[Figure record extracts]
▶

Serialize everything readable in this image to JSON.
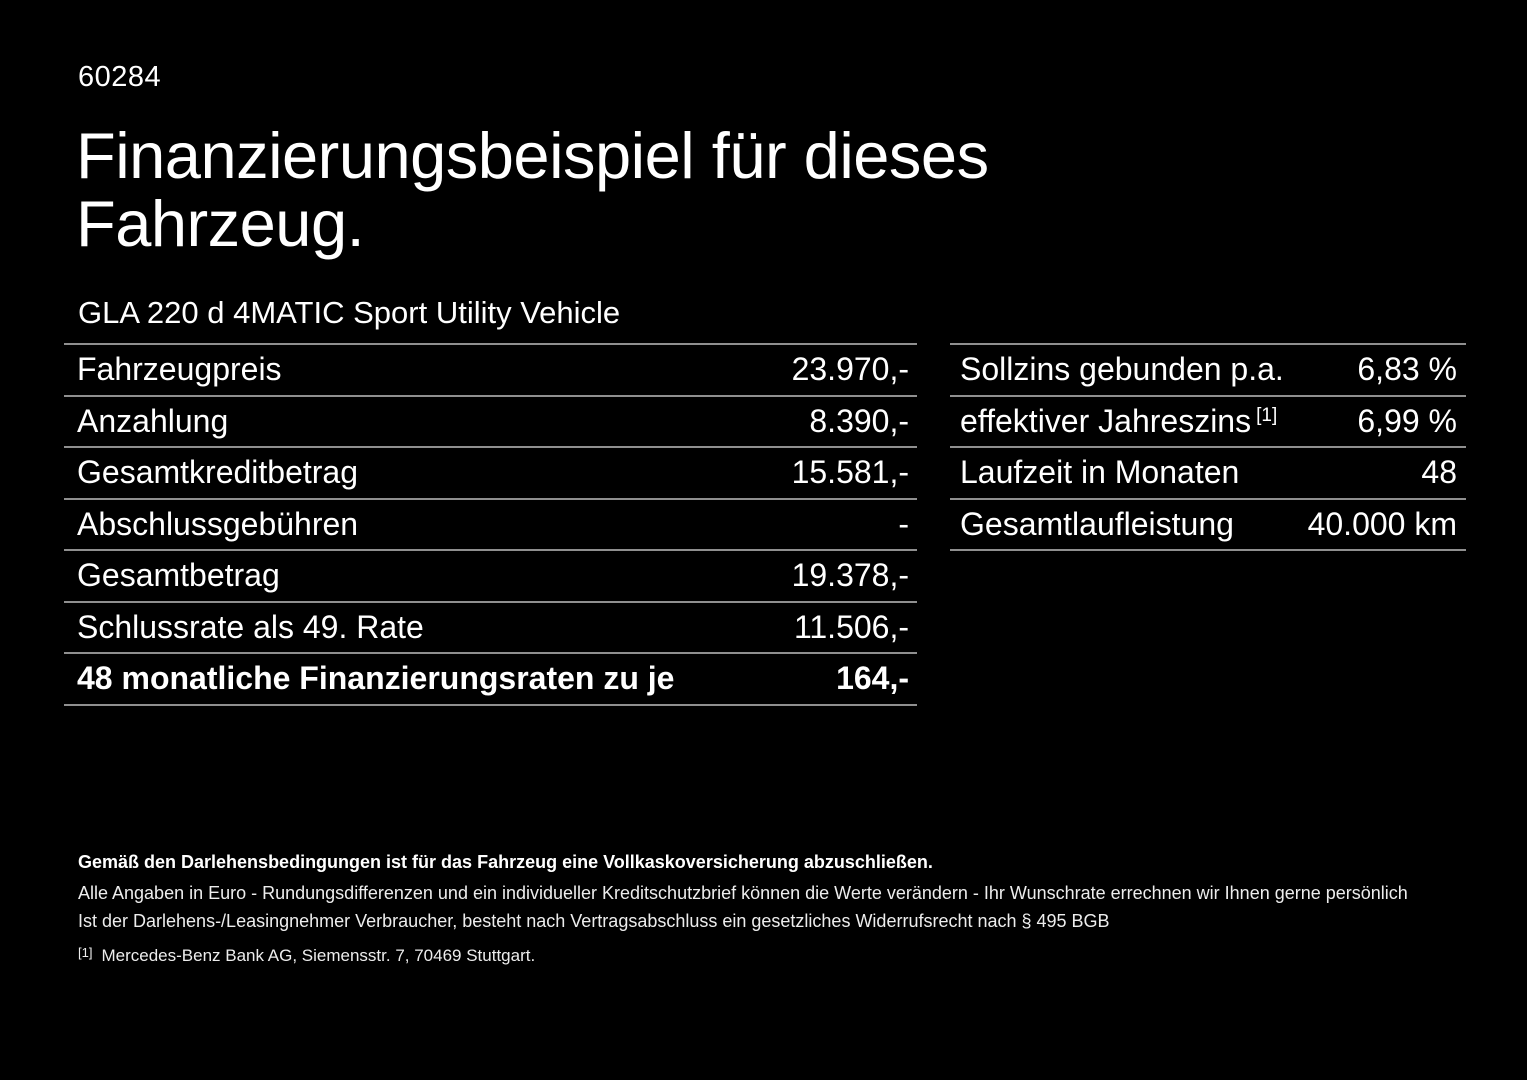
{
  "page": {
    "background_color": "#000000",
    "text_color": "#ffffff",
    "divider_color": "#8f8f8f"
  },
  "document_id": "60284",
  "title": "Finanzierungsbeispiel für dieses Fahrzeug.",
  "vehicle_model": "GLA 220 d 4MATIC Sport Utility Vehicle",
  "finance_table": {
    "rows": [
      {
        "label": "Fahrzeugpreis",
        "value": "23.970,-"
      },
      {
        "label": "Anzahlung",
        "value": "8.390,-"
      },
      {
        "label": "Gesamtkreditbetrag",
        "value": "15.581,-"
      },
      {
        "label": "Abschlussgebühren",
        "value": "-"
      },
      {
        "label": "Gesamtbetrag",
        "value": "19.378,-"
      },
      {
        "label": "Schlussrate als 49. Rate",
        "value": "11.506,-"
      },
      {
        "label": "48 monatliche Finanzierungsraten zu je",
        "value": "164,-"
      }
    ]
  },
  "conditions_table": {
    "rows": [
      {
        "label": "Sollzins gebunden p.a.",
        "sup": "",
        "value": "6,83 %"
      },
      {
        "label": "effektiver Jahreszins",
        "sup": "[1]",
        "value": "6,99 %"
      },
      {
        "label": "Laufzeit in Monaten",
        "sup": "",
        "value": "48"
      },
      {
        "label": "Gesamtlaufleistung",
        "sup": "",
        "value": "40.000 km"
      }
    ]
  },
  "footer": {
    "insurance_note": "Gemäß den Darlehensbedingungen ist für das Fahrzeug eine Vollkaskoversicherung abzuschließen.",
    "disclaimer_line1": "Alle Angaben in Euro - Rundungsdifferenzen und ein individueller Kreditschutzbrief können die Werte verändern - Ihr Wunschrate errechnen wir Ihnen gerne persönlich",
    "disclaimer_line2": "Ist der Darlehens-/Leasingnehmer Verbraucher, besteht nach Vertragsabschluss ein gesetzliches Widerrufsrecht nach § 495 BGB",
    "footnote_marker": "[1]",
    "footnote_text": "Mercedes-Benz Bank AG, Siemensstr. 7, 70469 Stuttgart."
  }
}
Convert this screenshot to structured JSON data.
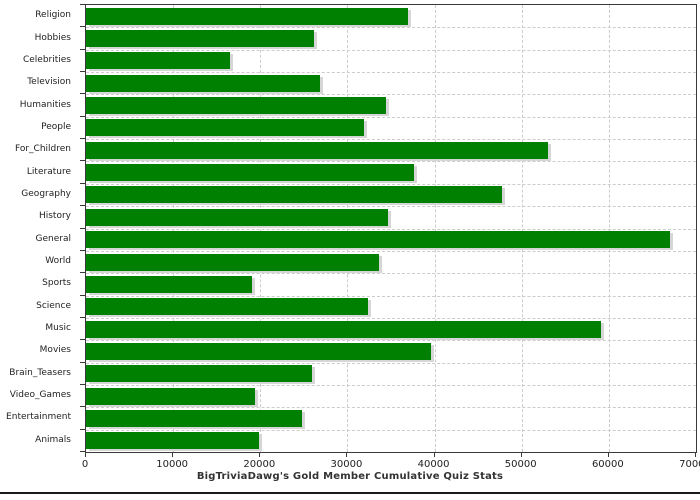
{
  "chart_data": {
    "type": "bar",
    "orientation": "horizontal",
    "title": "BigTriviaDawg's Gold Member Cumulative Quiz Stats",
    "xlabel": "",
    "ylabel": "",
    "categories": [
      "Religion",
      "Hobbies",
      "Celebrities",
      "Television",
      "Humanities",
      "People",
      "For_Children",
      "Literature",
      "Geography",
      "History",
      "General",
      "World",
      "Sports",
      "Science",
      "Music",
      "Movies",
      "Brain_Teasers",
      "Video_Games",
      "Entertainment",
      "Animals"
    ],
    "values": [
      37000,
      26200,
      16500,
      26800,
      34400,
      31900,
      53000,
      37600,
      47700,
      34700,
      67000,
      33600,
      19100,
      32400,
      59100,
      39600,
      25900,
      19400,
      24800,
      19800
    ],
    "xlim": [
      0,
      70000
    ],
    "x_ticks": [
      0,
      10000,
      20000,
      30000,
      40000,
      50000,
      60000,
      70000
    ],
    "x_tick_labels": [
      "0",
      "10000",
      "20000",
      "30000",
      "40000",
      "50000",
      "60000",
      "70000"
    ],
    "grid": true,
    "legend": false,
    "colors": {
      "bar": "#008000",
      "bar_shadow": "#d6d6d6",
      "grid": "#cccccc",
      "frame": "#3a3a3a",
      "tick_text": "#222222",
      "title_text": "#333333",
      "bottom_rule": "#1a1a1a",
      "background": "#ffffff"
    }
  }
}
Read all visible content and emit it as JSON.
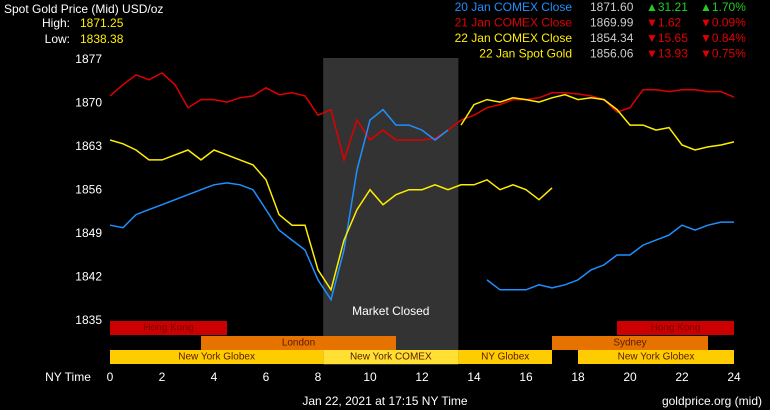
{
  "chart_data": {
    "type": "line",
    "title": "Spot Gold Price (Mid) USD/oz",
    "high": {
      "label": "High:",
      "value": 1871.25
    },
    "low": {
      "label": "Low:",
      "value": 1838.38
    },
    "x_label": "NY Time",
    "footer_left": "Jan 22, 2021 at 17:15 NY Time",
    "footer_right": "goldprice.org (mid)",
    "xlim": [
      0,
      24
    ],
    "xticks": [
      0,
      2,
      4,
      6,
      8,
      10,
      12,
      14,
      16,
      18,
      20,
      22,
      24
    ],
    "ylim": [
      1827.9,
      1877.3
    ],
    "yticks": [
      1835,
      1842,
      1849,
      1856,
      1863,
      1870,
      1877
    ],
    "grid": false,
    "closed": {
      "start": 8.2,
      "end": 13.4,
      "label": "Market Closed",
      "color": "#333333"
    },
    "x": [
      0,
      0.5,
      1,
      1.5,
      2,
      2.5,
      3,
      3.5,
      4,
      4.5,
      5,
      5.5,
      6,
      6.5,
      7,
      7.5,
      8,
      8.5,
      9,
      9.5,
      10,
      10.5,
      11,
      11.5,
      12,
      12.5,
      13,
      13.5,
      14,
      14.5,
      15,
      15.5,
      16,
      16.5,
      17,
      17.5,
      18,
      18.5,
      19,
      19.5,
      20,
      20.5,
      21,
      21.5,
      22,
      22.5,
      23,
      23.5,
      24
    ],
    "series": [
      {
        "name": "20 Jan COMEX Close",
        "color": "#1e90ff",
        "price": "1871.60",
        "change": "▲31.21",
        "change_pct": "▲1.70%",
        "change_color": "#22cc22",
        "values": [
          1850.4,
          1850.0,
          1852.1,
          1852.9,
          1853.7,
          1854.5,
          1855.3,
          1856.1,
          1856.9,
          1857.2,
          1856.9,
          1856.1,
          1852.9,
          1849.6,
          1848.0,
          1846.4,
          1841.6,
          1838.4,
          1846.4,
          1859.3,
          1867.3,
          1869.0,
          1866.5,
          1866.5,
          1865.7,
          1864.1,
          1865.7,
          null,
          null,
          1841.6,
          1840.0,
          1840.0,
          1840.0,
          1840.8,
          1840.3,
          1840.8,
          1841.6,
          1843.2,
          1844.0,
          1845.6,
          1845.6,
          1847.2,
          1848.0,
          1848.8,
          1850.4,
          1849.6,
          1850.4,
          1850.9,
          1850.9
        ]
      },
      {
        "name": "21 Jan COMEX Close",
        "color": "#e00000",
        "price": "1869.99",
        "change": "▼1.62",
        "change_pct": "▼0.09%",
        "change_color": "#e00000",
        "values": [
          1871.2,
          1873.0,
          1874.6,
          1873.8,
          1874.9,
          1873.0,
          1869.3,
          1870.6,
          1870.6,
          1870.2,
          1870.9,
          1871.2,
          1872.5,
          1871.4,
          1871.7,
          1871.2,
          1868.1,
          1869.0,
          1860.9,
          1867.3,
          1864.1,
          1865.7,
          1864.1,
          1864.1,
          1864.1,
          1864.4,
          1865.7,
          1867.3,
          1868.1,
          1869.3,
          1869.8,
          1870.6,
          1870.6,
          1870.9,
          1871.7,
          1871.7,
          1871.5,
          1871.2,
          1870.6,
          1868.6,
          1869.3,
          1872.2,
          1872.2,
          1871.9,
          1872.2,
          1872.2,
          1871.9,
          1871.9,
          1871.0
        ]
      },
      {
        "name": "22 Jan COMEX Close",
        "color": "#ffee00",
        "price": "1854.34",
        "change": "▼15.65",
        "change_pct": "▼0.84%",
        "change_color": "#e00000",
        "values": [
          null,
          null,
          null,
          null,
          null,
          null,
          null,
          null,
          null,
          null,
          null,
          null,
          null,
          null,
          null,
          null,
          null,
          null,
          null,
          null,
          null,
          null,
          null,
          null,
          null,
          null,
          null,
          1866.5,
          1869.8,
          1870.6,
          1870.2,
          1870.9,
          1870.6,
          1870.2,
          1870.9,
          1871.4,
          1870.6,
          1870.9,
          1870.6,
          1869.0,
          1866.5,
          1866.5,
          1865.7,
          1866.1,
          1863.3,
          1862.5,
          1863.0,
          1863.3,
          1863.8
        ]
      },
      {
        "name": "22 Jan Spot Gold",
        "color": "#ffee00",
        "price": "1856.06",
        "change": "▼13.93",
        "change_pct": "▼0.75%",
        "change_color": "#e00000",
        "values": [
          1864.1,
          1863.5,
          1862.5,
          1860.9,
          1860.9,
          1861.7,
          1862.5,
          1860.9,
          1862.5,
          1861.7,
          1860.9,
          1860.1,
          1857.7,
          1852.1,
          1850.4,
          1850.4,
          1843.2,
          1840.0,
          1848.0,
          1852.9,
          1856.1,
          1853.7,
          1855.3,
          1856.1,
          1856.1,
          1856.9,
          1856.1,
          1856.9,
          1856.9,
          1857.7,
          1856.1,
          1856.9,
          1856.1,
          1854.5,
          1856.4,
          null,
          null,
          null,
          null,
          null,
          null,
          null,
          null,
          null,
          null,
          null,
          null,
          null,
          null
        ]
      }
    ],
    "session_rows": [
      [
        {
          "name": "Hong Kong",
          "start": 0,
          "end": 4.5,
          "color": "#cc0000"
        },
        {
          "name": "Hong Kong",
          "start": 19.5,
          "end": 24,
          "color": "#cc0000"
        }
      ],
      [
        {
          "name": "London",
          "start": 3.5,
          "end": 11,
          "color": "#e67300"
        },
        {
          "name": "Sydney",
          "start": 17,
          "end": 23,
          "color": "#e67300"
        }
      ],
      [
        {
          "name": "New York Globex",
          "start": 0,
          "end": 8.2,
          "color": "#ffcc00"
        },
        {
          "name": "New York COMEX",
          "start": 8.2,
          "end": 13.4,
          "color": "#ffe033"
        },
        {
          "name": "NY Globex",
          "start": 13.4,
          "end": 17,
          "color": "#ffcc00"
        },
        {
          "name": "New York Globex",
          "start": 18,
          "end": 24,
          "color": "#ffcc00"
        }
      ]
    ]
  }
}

◀

Look through the entries above and report the number of lines that contain "COMEX". Write only the number.

4